--- Written task ---
Read the listing and extract each line that includes the word "муниципальных".
□ □ □
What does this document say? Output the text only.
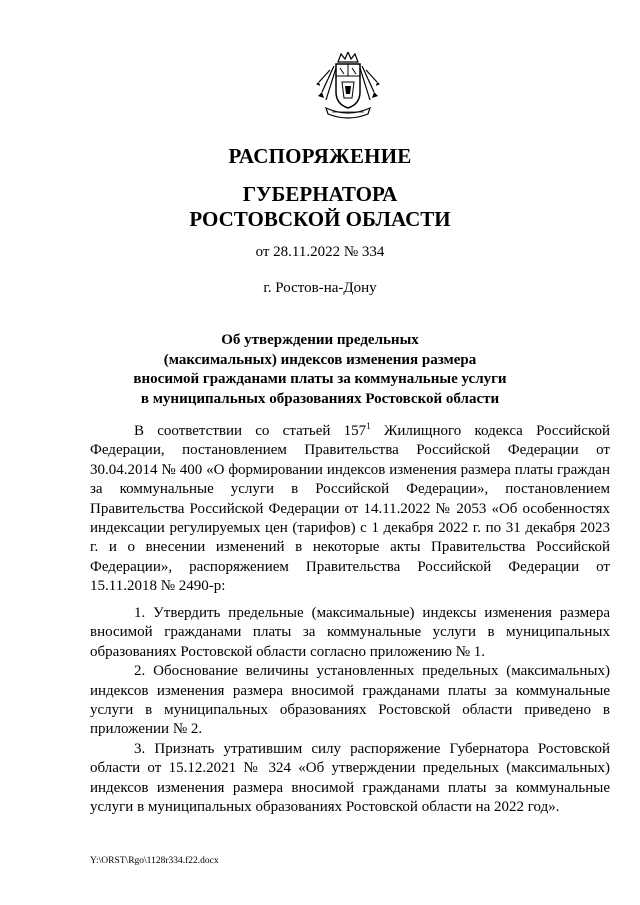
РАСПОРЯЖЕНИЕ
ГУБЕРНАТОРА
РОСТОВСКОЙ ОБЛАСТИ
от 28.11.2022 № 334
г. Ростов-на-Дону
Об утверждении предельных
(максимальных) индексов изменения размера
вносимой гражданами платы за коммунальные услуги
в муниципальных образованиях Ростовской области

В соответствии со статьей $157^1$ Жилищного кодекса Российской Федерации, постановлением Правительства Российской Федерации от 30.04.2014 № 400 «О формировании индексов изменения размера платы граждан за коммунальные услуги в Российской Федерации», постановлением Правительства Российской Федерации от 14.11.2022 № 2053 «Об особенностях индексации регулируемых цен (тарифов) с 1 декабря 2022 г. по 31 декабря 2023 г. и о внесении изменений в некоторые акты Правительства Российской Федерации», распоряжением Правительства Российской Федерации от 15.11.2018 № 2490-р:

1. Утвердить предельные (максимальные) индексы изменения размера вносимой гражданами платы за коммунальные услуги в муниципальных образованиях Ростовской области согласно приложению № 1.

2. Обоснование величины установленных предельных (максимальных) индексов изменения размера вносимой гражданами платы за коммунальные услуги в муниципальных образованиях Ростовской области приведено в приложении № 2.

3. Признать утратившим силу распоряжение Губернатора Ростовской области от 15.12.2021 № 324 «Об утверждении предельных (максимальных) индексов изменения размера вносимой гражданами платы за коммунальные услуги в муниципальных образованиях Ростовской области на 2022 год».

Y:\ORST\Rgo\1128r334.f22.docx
□ □ □
--- Solution to this exercise ---
в муниципальных образованиях Ростовской области
1. Утвердить предельные (максимальные) индексы изменения размера вносимой гражданами платы за коммунальные услуги в муниципальных образованиях Ростовской области согласно приложению № 1.
2. Обоснование величины установленных предельных (максимальных) индексов изменения размера вносимой гражданами платы за коммунальные услуги в муниципальных образованиях Ростовской области приведено в приложении № 2.
3. Признать утратившим силу распоряжение Губернатора Ростовской области от 15.12.2021 № 324 «Об утверждении предельных (максимальных) индексов изменения размера вносимой гражданами платы за коммунальные услуги в муниципальных образованиях Ростовской области на 2022 год».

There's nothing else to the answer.